## WORK INSTRUCTIONS
Write out the material exactly, without any of its pictures.

-.-.-

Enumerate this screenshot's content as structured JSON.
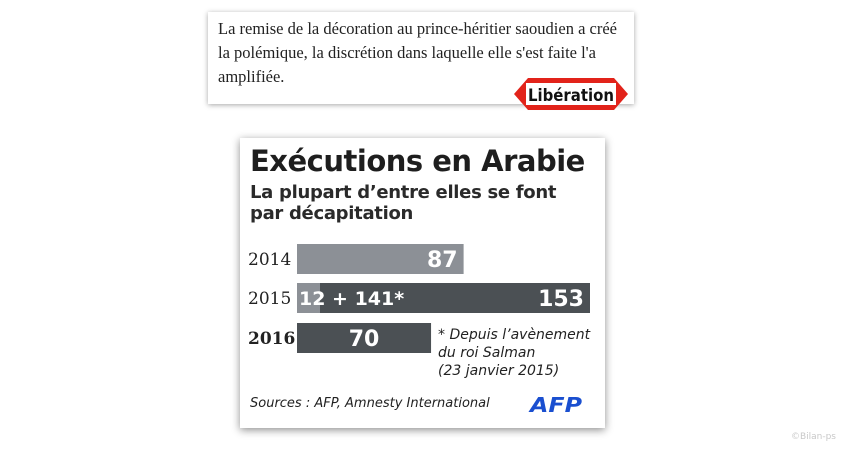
{
  "quote": {
    "text": "La remise de la décoration au prince-héritier saoudien a créé la polémique, la discrétion dans laquelle elle s'est faite l'a amplifiée.",
    "logo_text": "Libération"
  },
  "chart_data": {
    "type": "bar",
    "title": "Exécutions en Arabie",
    "subtitle": "La plupart d’entre elles se font par décapitation",
    "categories": [
      "2014",
      "2015",
      "2016"
    ],
    "values": [
      87,
      153,
      70
    ],
    "segments_2015": {
      "before": 12,
      "after": 141,
      "label": "12 + 141*"
    },
    "bar_labels": [
      "87",
      "153",
      "70"
    ],
    "footnote": "* Depuis l’avènement\ndu roi Salman\n(23 janvier 2015)",
    "sources": "Sources : AFP, Amnesty International",
    "xlim": [
      0,
      153
    ],
    "colors": {
      "2014": "#8c9096",
      "2015_before": "#8c9096",
      "2015_after": "#4b5054",
      "2016": "#4b5054"
    }
  },
  "afp_logo_text": "AFP",
  "watermark": "©Bilan-ps"
}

-.-.-

## FULL ANSWER
Enumerate this screenshot's content as structured JSON.
{
  "quote": {
    "text": "La remise de la décoration au prince-héritier saoudien a créé la polémique, la discrétion dans laquelle elle s'est faite l'a amplifiée.",
    "logo_text": "Libération"
  },
  "chart_data": {
    "type": "bar",
    "title": "Exécutions en Arabie",
    "subtitle": "La plupart d’entre elles se font par décapitation",
    "categories": [
      "2014",
      "2015",
      "2016"
    ],
    "values": [
      87,
      153,
      70
    ],
    "segments_2015": {
      "before": 12,
      "after": 141,
      "label": "12 + 141*"
    },
    "bar_labels": [
      "87",
      "153",
      "70"
    ],
    "footnote": "* Depuis l’avènement\ndu roi Salman\n(23 janvier 2015)",
    "sources": "Sources : AFP, Amnesty International",
    "xlim": [
      0,
      153
    ],
    "colors": {
      "2014": "#8c9096",
      "2015_before": "#8c9096",
      "2015_after": "#4b5054",
      "2016": "#4b5054"
    }
  },
  "afp_logo_text": "AFP",
  "watermark": "©Bilan-ps"
}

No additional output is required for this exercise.